_WRITTEN EXERCISE_.
Read the lines below and count those that have the word "mantissa". Respond with the number only.

_GIVEN DATA_.
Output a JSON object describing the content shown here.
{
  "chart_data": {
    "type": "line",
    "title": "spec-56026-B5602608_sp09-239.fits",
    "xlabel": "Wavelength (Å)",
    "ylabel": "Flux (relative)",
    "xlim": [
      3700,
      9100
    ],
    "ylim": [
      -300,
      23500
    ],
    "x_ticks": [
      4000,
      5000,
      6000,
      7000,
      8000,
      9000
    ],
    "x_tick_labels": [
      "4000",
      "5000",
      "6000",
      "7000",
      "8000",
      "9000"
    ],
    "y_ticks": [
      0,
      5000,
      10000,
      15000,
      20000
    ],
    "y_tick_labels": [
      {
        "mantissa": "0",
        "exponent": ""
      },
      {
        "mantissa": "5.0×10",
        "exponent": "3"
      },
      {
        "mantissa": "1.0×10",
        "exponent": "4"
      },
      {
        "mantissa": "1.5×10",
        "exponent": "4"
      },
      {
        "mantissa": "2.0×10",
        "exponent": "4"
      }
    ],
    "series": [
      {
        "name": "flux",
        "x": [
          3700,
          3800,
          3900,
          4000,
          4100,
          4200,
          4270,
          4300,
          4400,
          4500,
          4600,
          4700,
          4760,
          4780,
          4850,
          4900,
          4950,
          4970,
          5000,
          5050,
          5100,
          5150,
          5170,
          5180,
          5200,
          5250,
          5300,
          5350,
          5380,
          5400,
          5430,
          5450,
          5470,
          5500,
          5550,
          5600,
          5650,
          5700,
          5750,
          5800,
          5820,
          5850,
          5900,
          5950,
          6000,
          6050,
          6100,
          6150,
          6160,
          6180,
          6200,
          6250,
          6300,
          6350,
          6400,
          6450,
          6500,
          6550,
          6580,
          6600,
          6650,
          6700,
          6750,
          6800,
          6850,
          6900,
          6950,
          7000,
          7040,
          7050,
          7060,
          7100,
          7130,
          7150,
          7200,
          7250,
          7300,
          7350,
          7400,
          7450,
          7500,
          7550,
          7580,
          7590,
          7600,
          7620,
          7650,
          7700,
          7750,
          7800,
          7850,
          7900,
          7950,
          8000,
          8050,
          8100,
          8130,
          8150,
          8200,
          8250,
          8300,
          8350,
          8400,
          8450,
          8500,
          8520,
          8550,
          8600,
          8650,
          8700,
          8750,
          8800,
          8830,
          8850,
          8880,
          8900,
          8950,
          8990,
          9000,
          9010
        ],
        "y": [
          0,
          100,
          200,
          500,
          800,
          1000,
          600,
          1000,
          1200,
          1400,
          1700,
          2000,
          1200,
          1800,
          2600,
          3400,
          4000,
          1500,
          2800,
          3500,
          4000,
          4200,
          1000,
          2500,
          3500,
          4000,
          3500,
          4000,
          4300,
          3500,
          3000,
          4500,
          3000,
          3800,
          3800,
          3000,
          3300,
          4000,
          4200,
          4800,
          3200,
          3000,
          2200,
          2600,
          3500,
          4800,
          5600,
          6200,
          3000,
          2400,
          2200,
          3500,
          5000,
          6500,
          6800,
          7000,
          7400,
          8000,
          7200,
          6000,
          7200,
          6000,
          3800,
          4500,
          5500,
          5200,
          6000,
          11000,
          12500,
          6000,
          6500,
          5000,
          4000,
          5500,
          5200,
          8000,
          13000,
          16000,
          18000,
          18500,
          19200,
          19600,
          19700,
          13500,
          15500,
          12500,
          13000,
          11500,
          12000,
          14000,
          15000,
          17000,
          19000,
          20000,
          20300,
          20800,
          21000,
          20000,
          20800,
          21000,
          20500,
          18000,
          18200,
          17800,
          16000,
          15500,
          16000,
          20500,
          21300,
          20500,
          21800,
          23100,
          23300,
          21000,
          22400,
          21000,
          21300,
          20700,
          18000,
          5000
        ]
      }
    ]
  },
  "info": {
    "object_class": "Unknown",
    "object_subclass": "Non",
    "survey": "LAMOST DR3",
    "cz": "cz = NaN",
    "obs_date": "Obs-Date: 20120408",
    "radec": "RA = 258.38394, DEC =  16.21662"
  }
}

...

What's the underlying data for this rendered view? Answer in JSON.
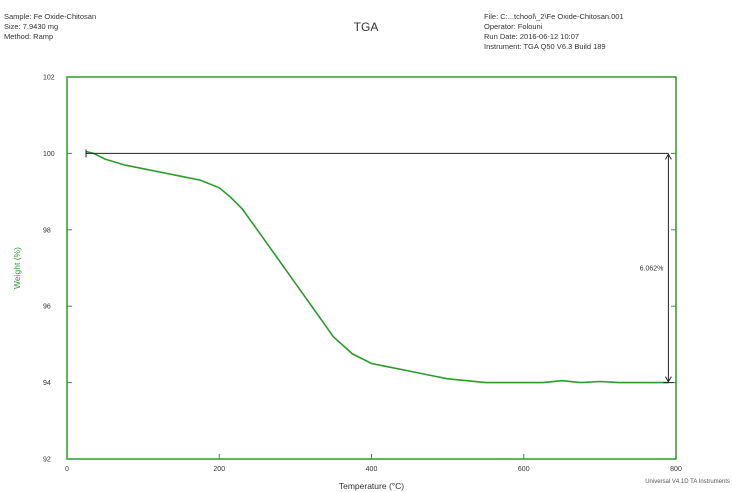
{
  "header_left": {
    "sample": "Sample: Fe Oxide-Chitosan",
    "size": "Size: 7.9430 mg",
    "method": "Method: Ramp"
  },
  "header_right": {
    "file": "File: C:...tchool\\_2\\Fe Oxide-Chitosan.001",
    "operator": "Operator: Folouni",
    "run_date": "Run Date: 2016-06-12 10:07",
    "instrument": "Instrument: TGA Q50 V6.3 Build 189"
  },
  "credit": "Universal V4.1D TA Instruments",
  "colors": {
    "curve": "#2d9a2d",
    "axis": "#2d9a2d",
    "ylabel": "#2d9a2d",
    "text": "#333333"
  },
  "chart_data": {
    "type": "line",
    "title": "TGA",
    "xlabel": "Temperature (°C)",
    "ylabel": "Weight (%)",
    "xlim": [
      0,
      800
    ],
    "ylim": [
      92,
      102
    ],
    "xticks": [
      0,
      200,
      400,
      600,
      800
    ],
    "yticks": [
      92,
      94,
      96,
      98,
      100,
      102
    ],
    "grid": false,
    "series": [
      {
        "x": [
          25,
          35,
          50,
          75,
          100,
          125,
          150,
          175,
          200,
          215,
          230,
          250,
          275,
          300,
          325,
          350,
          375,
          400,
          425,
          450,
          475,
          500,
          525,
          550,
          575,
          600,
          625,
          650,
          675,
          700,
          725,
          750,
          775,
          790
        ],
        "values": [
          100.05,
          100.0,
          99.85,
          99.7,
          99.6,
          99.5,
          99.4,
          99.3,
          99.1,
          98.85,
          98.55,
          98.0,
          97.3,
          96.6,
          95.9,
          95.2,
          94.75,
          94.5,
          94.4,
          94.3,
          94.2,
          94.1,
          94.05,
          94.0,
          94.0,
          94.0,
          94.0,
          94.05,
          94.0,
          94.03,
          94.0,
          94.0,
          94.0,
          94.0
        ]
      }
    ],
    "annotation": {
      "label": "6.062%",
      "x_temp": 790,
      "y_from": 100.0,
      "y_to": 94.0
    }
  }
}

_RESULT OF THIS EXERCISE_.
5